Request
Return each line holding the string "JSON".

## Start Exercise material

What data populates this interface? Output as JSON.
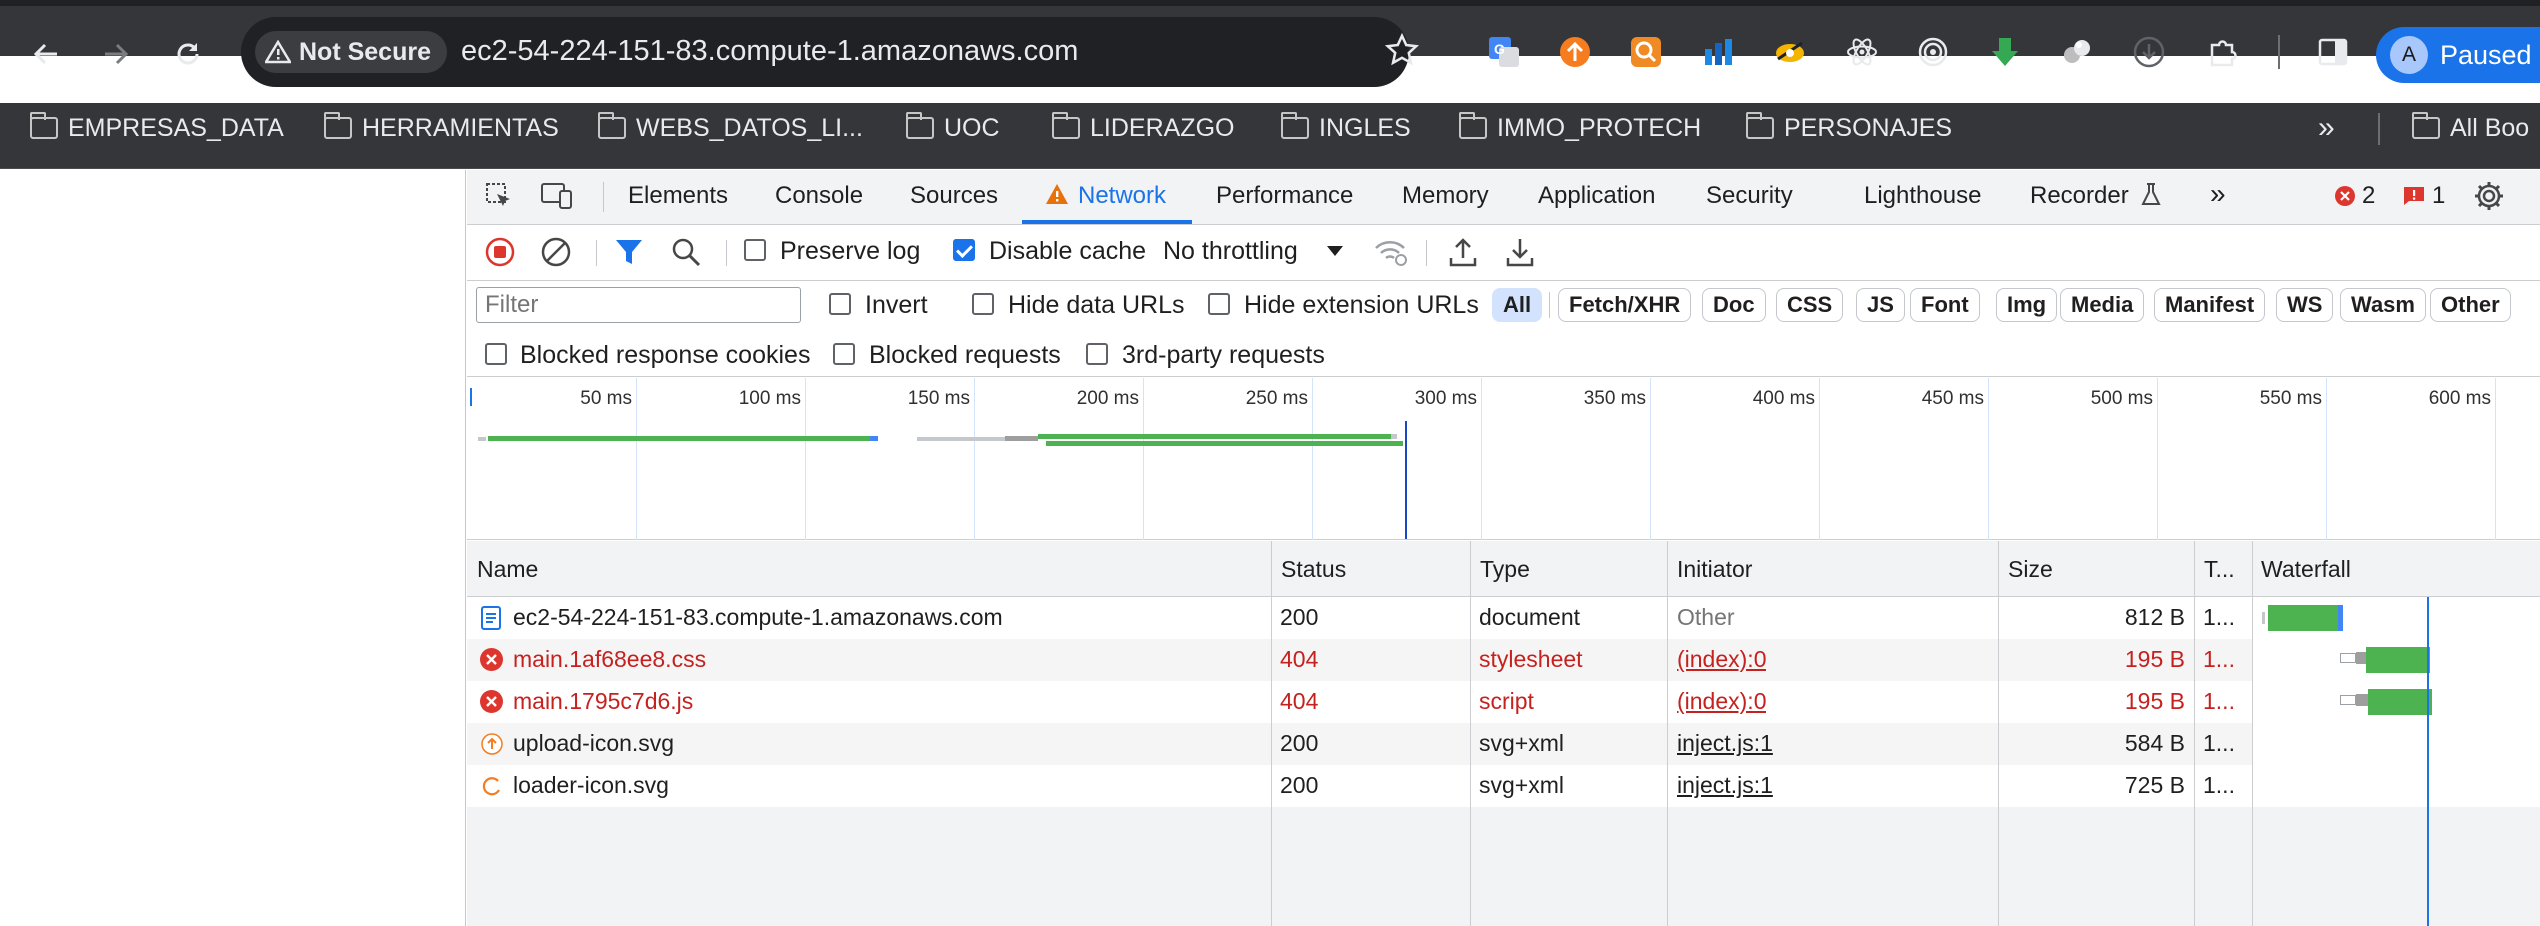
{
  "browser": {
    "security_label": "Not Secure",
    "url": "ec2-54-224-151-83.compute-1.amazonaws.com",
    "profile_initial": "A",
    "profile_status": "Paused"
  },
  "bookmarks": [
    "EMPRESAS_DATA",
    "HERRAMIENTAS",
    "WEBS_DATOS_LI...",
    "UOC",
    "LIDERAZGO",
    "INGLES",
    "IMMO_PROTECH",
    "PERSONAJES"
  ],
  "bookmarks_more": "All Boo",
  "devtools": {
    "tabs": [
      "Elements",
      "Console",
      "Sources",
      "Network",
      "Performance",
      "Memory",
      "Application",
      "Security",
      "Lighthouse",
      "Recorder"
    ],
    "active_tab": "Network",
    "error_count": "2",
    "issue_count": "1"
  },
  "network": {
    "preserve_log": "Preserve log",
    "disable_cache": "Disable cache",
    "throttling": "No throttling",
    "filter_placeholder": "Filter",
    "invert": "Invert",
    "hide_data_urls": "Hide data URLs",
    "hide_extension_urls": "Hide extension URLs",
    "type_filters": [
      "All",
      "Fetch/XHR",
      "Doc",
      "CSS",
      "JS",
      "Font",
      "Img",
      "Media",
      "Manifest",
      "WS",
      "Wasm",
      "Other"
    ],
    "active_type": "All",
    "blocked_cookies": "Blocked response cookies",
    "blocked_requests": "Blocked requests",
    "third_party": "3rd-party requests",
    "timeline_ticks": [
      "50 ms",
      "100 ms",
      "150 ms",
      "200 ms",
      "250 ms",
      "300 ms",
      "350 ms",
      "400 ms",
      "450 ms",
      "500 ms",
      "550 ms",
      "600 ms"
    ],
    "columns": [
      "Name",
      "Status",
      "Type",
      "Initiator",
      "Size",
      "T...",
      "Waterfall"
    ],
    "rows": [
      {
        "name": "ec2-54-224-151-83.compute-1.amazonaws.com",
        "status": "200",
        "type": "document",
        "initiator": "Other",
        "size": "812 B",
        "time": "1...",
        "error": false,
        "icon": "document-icon"
      },
      {
        "name": "main.1af68ee8.css",
        "status": "404",
        "type": "stylesheet",
        "initiator": "(index):0",
        "size": "195 B",
        "time": "1...",
        "error": true,
        "icon": "error-icon"
      },
      {
        "name": "main.1795c7d6.js",
        "status": "404",
        "type": "script",
        "initiator": "(index):0",
        "size": "195 B",
        "time": "1...",
        "error": true,
        "icon": "error-icon"
      },
      {
        "name": "upload-icon.svg",
        "status": "200",
        "type": "svg+xml",
        "initiator": "inject.js:1",
        "size": "584 B",
        "time": "1...",
        "error": false,
        "icon": "upload-icon"
      },
      {
        "name": "loader-icon.svg",
        "status": "200",
        "type": "svg+xml",
        "initiator": "inject.js:1",
        "size": "725 B",
        "time": "1...",
        "error": false,
        "icon": "loader-icon"
      }
    ]
  }
}
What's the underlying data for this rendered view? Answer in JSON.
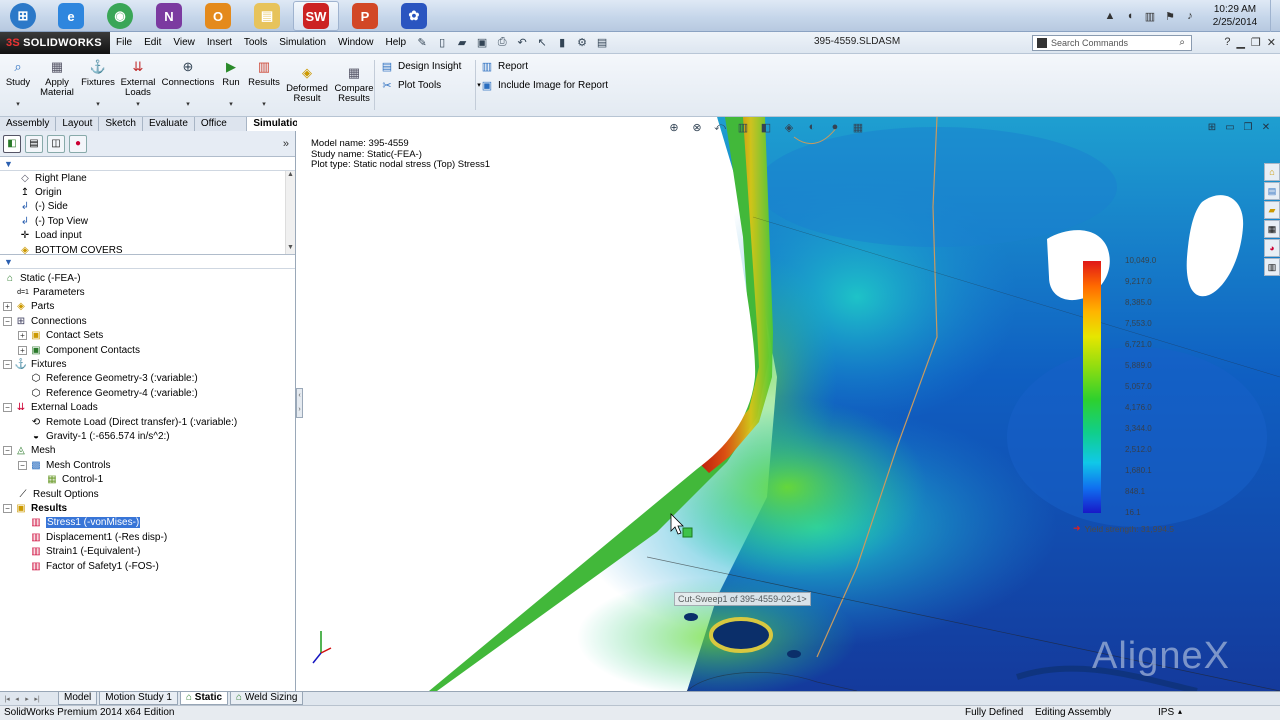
{
  "taskbar": {
    "apps": [
      {
        "name": "windows-start-icon",
        "glyph": "⊞",
        "bg": "#2b78c8"
      },
      {
        "name": "internet-explorer-icon",
        "glyph": "e",
        "bg": "#2e86de"
      },
      {
        "name": "chrome-icon",
        "glyph": "◉",
        "bg": "#3aa657"
      },
      {
        "name": "onenote-icon",
        "glyph": "N",
        "bg": "#7b3aa0"
      },
      {
        "name": "outlook-icon",
        "glyph": "O",
        "bg": "#e48a1c"
      },
      {
        "name": "file-explorer-icon",
        "glyph": "▤",
        "bg": "#e7c35b"
      },
      {
        "name": "solidworks-icon",
        "glyph": "SW",
        "bg": "#cc2222"
      },
      {
        "name": "powerpoint-icon",
        "glyph": "P",
        "bg": "#d24726"
      },
      {
        "name": "app-flower-icon",
        "glyph": "✿",
        "bg": "#2a55c0"
      }
    ],
    "clock_time": "10:29 AM",
    "clock_date": "2/25/2014"
  },
  "menubar": {
    "logo": "SOLIDWORKS",
    "items": [
      "File",
      "Edit",
      "View",
      "Insert",
      "Tools",
      "Simulation",
      "Window",
      "Help"
    ],
    "document_title": "395-4559.SLDASM",
    "search_placeholder": "Search Commands"
  },
  "command_manager": {
    "buttons": [
      {
        "label": "Study",
        "icon": "study-icon",
        "glyph": "🔍"
      },
      {
        "label": "Apply Material",
        "icon": "material-icon",
        "glyph": "▦"
      },
      {
        "label": "Fixtures",
        "icon": "fixtures-icon",
        "glyph": "⚓"
      },
      {
        "label": "External Loads",
        "icon": "loads-icon",
        "glyph": "⇊"
      },
      {
        "label": "Connections",
        "icon": "connections-icon",
        "glyph": "⊕"
      },
      {
        "label": "Run",
        "icon": "run-icon",
        "glyph": "▶"
      },
      {
        "label": "Results",
        "icon": "results-icon",
        "glyph": "▥"
      },
      {
        "label": "Deformed Result",
        "icon": "deformed-icon",
        "glyph": "◈"
      },
      {
        "label": "Compare Results",
        "icon": "compare-icon",
        "glyph": "▦"
      }
    ],
    "row_items": [
      {
        "label": "Design Insight"
      },
      {
        "label": "Plot Tools"
      },
      {
        "label": "Report"
      },
      {
        "label": "Include Image for Report"
      }
    ]
  },
  "cm_tabs": [
    "Assembly",
    "Layout",
    "Sketch",
    "Evaluate",
    "Office Products",
    "Simulation"
  ],
  "feature_tree": [
    "Right Plane",
    "Origin",
    "(-) Side",
    "(-) Top View",
    "Load input",
    "BOTTOM COVERS"
  ],
  "sim_tree": [
    {
      "label": "Static (-FEA-)"
    },
    {
      "label": "Parameters"
    },
    {
      "label": "Parts"
    },
    {
      "label": "Connections"
    },
    {
      "label": "Contact Sets"
    },
    {
      "label": "Component Contacts"
    },
    {
      "label": "Fixtures"
    },
    {
      "label": "Reference Geometry-3 (:variable:)"
    },
    {
      "label": "Reference Geometry-4 (:variable:)"
    },
    {
      "label": "External Loads"
    },
    {
      "label": "Remote Load (Direct transfer)-1 (:variable:)"
    },
    {
      "label": "Gravity-1 (:-656.574 in/s^2:)"
    },
    {
      "label": "Mesh"
    },
    {
      "label": "Mesh Controls"
    },
    {
      "label": "Control-1"
    },
    {
      "label": "Result Options"
    },
    {
      "label": "Results"
    },
    {
      "label": "Stress1 (-vonMises-)"
    },
    {
      "label": "Displacement1 (-Res disp-)"
    },
    {
      "label": "Strain1 (-Equivalent-)"
    },
    {
      "label": "Factor of Safety1 (-FOS-)"
    }
  ],
  "viewport": {
    "model_name": "Model name: 395-4559",
    "study_name": "Study name: Static(-FEA-)",
    "plot_type": "Plot type: Static nodal stress (Top) Stress1",
    "legend_values": [
      "10,049.0",
      "9,217.0",
      "8,385.0",
      "7,553.0",
      "6,721.0",
      "5,889.0",
      "5,057.0",
      "4,176.0",
      "3,344.0",
      "2,512.0",
      "1,680.1",
      "848.1",
      "16.1"
    ],
    "yield_strength": "Yield strength: 31,994.5",
    "tooltip": "Cut-Sweep1 of 395-4559-02<1>",
    "watermark": "AligneX"
  },
  "bottom_tabs": [
    "Model",
    "Motion Study 1",
    "Static",
    "Weld Sizing"
  ],
  "statusbar": {
    "product": "SolidWorks Premium 2014 x64 Edition",
    "state": "Fully Defined",
    "mode": "Editing Assembly",
    "units": "IPS"
  }
}
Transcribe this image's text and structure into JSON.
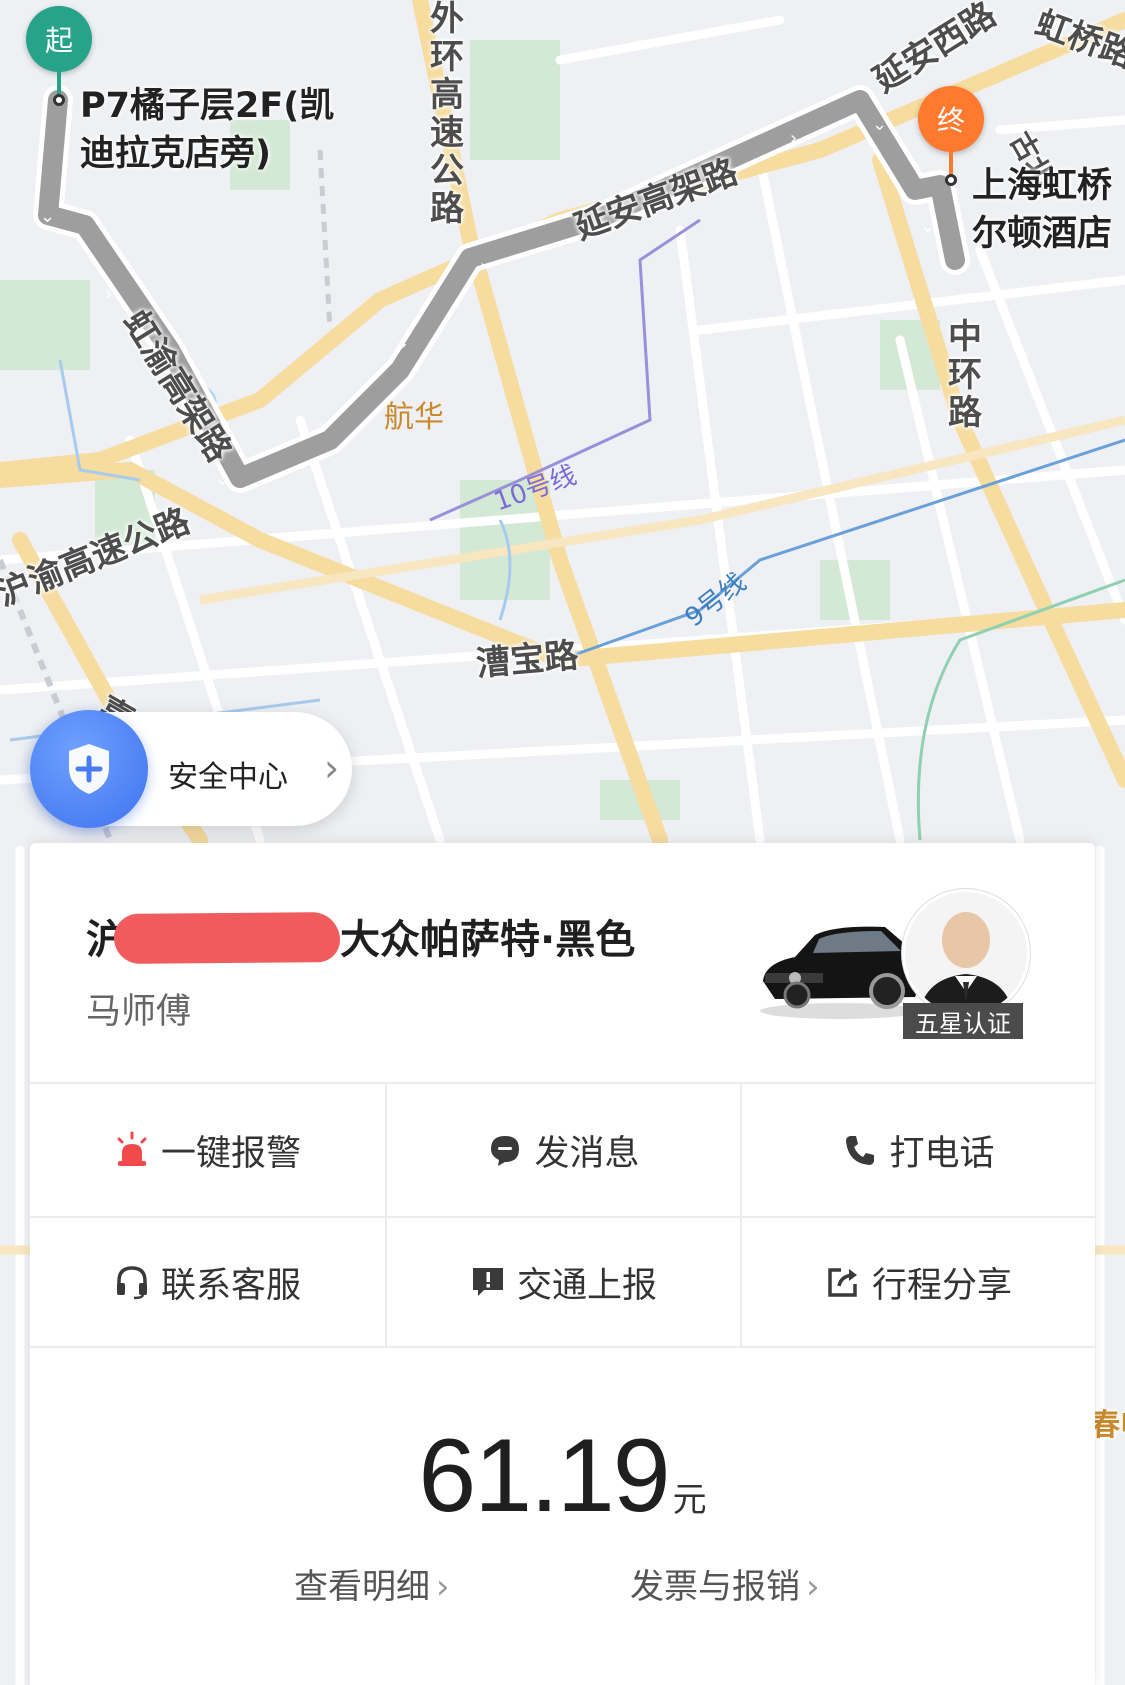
{
  "map": {
    "start_pin_label": "起",
    "end_pin_label": "终",
    "start_name_line1": "P7橘子层2F(凯",
    "start_name_line2": "迪拉克店旁)",
    "end_name_line1": "上海虹桥",
    "end_name_line2": "尔顿酒店",
    "roads": {
      "waihuan": "外环高速公路",
      "yanan_xi": "延安西路",
      "hongqiao": "虹桥路",
      "yanan_elevated": "延安高架路",
      "gubei": "古北",
      "zhonghuan": "中环路",
      "hongyu_elevated": "虹渝高架路",
      "huyu": "沪渝高速公路",
      "caobao": "漕宝路",
      "jia": "嘉",
      "shen": "春申"
    },
    "areas": {
      "hanghua": "航华"
    },
    "metro": {
      "line10": "10号线",
      "line9": "9号线"
    },
    "colors": {
      "start_pin": "#27a389",
      "end_pin": "#ff7a2e",
      "route": "#9e9e9e"
    }
  },
  "safety": {
    "label": "安全中心",
    "icon": "shield-plus-icon"
  },
  "trip_card": {
    "vehicle_desc": "沪A·····：大众帕萨特·黑色",
    "vehicle_visible": "大众帕萨特·黑色",
    "plate_first_char": "沪",
    "driver_name": "马师傅",
    "badge": "五星认证",
    "actions": [
      {
        "label": "一键报警",
        "icon": "alarm-siren-icon"
      },
      {
        "label": "发消息",
        "icon": "message-bubble-icon"
      },
      {
        "label": "打电话",
        "icon": "phone-icon"
      },
      {
        "label": "联系客服",
        "icon": "headset-icon"
      },
      {
        "label": "交通上报",
        "icon": "report-flag-icon"
      },
      {
        "label": "行程分享",
        "icon": "share-icon"
      }
    ],
    "fare": {
      "amount": "61.19",
      "unit": "元"
    },
    "links": {
      "detail": "查看明细",
      "invoice": "发票与报销"
    }
  }
}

## End Exercise material

Finished exercise
What data populates this interface? Output as JSON.
What's the underlying data for this rendered view? Answer in JSON.
Transcribe this image's text and structure into JSON.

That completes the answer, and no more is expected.